— Task details —
Output every line below exactly.

— Records for this task —
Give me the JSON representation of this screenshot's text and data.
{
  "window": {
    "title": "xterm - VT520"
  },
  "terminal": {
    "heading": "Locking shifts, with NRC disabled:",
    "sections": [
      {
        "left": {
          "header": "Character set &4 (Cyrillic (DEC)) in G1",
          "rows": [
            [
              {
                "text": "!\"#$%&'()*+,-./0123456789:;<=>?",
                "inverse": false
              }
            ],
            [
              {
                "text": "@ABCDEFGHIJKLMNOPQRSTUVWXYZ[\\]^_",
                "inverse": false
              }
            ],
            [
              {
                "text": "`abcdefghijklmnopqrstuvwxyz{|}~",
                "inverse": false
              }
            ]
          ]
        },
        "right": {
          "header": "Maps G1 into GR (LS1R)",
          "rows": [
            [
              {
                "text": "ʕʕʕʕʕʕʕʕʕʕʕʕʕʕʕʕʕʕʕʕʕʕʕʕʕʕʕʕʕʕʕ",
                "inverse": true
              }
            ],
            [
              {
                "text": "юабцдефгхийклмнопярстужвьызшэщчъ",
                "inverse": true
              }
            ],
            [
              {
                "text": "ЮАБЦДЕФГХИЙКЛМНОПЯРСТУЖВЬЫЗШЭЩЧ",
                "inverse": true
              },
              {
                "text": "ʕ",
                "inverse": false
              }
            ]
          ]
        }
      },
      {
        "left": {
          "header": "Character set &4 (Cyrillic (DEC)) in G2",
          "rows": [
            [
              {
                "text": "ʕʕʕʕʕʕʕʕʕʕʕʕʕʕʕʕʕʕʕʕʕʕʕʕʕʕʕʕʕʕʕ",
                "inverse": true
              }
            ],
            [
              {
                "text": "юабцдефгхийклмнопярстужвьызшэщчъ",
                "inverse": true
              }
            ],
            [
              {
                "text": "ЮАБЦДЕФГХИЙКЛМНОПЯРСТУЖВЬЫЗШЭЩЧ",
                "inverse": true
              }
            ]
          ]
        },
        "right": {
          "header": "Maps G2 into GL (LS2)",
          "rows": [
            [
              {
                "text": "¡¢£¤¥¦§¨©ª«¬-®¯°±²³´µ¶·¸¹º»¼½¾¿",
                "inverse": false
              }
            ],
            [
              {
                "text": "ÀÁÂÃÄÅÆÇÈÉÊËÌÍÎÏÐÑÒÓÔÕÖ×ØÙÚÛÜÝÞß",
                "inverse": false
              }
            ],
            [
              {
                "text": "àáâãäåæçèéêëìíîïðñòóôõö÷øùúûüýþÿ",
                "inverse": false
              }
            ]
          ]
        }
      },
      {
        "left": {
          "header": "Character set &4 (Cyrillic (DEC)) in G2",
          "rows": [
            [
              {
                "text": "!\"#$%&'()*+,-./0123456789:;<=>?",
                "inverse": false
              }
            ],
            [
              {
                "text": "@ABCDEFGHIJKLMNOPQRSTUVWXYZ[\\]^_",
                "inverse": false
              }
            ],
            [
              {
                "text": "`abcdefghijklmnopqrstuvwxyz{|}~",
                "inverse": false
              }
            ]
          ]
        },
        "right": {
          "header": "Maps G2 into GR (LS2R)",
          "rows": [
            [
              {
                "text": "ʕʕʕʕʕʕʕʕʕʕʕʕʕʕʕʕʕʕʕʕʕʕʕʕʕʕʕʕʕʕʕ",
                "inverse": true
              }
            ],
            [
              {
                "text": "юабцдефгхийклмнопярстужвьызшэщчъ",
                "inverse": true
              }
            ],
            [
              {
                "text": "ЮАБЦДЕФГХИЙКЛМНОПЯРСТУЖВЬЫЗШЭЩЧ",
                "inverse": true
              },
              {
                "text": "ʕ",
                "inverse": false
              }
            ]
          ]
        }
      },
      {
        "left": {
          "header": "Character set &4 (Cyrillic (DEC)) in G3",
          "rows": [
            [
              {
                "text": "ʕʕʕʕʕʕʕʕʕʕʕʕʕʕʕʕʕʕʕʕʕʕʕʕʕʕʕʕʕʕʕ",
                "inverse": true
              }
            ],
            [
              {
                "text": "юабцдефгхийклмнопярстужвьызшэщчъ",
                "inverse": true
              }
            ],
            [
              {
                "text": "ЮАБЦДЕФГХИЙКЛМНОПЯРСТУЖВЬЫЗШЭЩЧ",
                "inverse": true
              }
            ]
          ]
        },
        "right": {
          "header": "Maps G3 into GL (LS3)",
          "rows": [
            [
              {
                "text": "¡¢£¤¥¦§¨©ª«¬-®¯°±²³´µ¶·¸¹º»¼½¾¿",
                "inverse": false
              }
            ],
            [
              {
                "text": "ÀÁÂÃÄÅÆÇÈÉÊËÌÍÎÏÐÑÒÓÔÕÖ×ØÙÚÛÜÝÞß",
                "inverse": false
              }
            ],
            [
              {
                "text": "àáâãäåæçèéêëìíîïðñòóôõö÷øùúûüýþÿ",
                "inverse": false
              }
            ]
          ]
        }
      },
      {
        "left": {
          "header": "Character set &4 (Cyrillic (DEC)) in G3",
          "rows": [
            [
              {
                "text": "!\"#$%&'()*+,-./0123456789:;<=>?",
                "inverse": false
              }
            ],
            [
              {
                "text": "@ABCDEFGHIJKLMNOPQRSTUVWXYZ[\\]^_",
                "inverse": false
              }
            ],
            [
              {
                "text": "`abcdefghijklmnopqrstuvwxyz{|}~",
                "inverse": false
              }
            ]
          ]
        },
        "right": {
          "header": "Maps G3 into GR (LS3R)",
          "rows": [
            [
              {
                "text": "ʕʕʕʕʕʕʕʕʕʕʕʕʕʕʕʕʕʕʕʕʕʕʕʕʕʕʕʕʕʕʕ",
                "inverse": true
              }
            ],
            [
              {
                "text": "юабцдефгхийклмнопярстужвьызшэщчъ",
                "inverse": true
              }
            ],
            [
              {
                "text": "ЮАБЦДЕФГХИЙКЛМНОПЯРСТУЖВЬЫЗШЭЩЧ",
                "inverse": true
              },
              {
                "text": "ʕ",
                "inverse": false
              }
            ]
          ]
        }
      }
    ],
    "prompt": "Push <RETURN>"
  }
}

— Result of the task —
Give me the JSON representation of this screenshot's text and data.
{
  "window": {
    "title": "xterm - VT520"
  },
  "terminal": {
    "heading": "Locking shifts, with NRC disabled:",
    "sections": [
      {
        "left": {
          "header": "Character set &4 (Cyrillic (DEC)) in G1",
          "rows": [
            [
              {
                "text": "!\"#$%&'()*+,-./0123456789:;<=>?",
                "inverse": false
              }
            ],
            [
              {
                "text": "@ABCDEFGHIJKLMNOPQRSTUVWXYZ[\\]^_",
                "inverse": false
              }
            ],
            [
              {
                "text": "`abcdefghijklmnopqrstuvwxyz{|}~",
                "inverse": false
              }
            ]
          ]
        },
        "right": {
          "header": "Maps G1 into GR (LS1R)",
          "rows": [
            [
              {
                "text": "ʕʕʕʕʕʕʕʕʕʕʕʕʕʕʕʕʕʕʕʕʕʕʕʕʕʕʕʕʕʕʕ",
                "inverse": true
              }
            ],
            [
              {
                "text": "юабцдефгхийклмнопярстужвьызшэщчъ",
                "inverse": true
              }
            ],
            [
              {
                "text": "ЮАБЦДЕФГХИЙКЛМНОПЯРСТУЖВЬЫЗШЭЩЧ",
                "inverse": true
              },
              {
                "text": "ʕ",
                "inverse": false
              }
            ]
          ]
        }
      },
      {
        "left": {
          "header": "Character set &4 (Cyrillic (DEC)) in G2",
          "rows": [
            [
              {
                "text": "ʕʕʕʕʕʕʕʕʕʕʕʕʕʕʕʕʕʕʕʕʕʕʕʕʕʕʕʕʕʕʕ",
                "inverse": true
              }
            ],
            [
              {
                "text": "юабцдефгхийклмнопярстужвьызшэщчъ",
                "inverse": true
              }
            ],
            [
              {
                "text": "ЮАБЦДЕФГХИЙКЛМНОПЯРСТУЖВЬЫЗШЭЩЧ",
                "inverse": true
              }
            ]
          ]
        },
        "right": {
          "header": "Maps G2 into GL (LS2)",
          "rows": [
            [
              {
                "text": "¡¢£¤¥¦§¨©ª«¬-®¯°±²³´µ¶·¸¹º»¼½¾¿",
                "inverse": false
              }
            ],
            [
              {
                "text": "ÀÁÂÃÄÅÆÇÈÉÊËÌÍÎÏÐÑÒÓÔÕÖ×ØÙÚÛÜÝÞß",
                "inverse": false
              }
            ],
            [
              {
                "text": "àáâãäåæçèéêëìíîïðñòóôõö÷øùúûüýþÿ",
                "inverse": false
              }
            ]
          ]
        }
      },
      {
        "left": {
          "header": "Character set &4 (Cyrillic (DEC)) in G2",
          "rows": [
            [
              {
                "text": "!\"#$%&'()*+,-./0123456789:;<=>?",
                "inverse": false
              }
            ],
            [
              {
                "text": "@ABCDEFGHIJKLMNOPQRSTUVWXYZ[\\]^_",
                "inverse": false
              }
            ],
            [
              {
                "text": "`abcdefghijklmnopqrstuvwxyz{|}~",
                "inverse": false
              }
            ]
          ]
        },
        "right": {
          "header": "Maps G2 into GR (LS2R)",
          "rows": [
            [
              {
                "text": "ʕʕʕʕʕʕʕʕʕʕʕʕʕʕʕʕʕʕʕʕʕʕʕʕʕʕʕʕʕʕʕ",
                "inverse": true
              }
            ],
            [
              {
                "text": "юабцдефгхийклмнопярстужвьызшэщчъ",
                "inverse": true
              }
            ],
            [
              {
                "text": "ЮАБЦДЕФГХИЙКЛМНОПЯРСТУЖВЬЫЗШЭЩЧ",
                "inverse": true
              },
              {
                "text": "ʕ",
                "inverse": false
              }
            ]
          ]
        }
      },
      {
        "left": {
          "header": "Character set &4 (Cyrillic (DEC)) in G3",
          "rows": [
            [
              {
                "text": "ʕʕʕʕʕʕʕʕʕʕʕʕʕʕʕʕʕʕʕʕʕʕʕʕʕʕʕʕʕʕʕ",
                "inverse": true
              }
            ],
            [
              {
                "text": "юабцдефгхийклмнопярстужвьызшэщчъ",
                "inverse": true
              }
            ],
            [
              {
                "text": "ЮАБЦДЕФГХИЙКЛМНОПЯРСТУЖВЬЫЗШЭЩЧ",
                "inverse": true
              }
            ]
          ]
        },
        "right": {
          "header": "Maps G3 into GL (LS3)",
          "rows": [
            [
              {
                "text": "¡¢£¤¥¦§¨©ª«¬-®¯°±²³´µ¶·¸¹º»¼½¾¿",
                "inverse": false
              }
            ],
            [
              {
                "text": "ÀÁÂÃÄÅÆÇÈÉÊËÌÍÎÏÐÑÒÓÔÕÖ×ØÙÚÛÜÝÞß",
                "inverse": false
              }
            ],
            [
              {
                "text": "àáâãäåæçèéêëìíîïðñòóôõö÷øùúûüýþÿ",
                "inverse": false
              }
            ]
          ]
        }
      },
      {
        "left": {
          "header": "Character set &4 (Cyrillic (DEC)) in G3",
          "rows": [
            [
              {
                "text": "!\"#$%&'()*+,-./0123456789:;<=>?",
                "inverse": false
              }
            ],
            [
              {
                "text": "@ABCDEFGHIJKLMNOPQRSTUVWXYZ[\\]^_",
                "inverse": false
              }
            ],
            [
              {
                "text": "`abcdefghijklmnopqrstuvwxyz{|}~",
                "inverse": false
              }
            ]
          ]
        },
        "right": {
          "header": "Maps G3 into GR (LS3R)",
          "rows": [
            [
              {
                "text": "ʕʕʕʕʕʕʕʕʕʕʕʕʕʕʕʕʕʕʕʕʕʕʕʕʕʕʕʕʕʕʕ",
                "inverse": true
              }
            ],
            [
              {
                "text": "юабцдефгхийклмнопярстужвьызшэщчъ",
                "inverse": true
              }
            ],
            [
              {
                "text": "ЮАБЦДЕФГХИЙКЛМНОПЯРСТУЖВЬЫЗШЭЩЧ",
                "inverse": true
              },
              {
                "text": "ʕ",
                "inverse": false
              }
            ]
          ]
        }
      }
    ],
    "prompt": "Push <RETURN>"
  }
}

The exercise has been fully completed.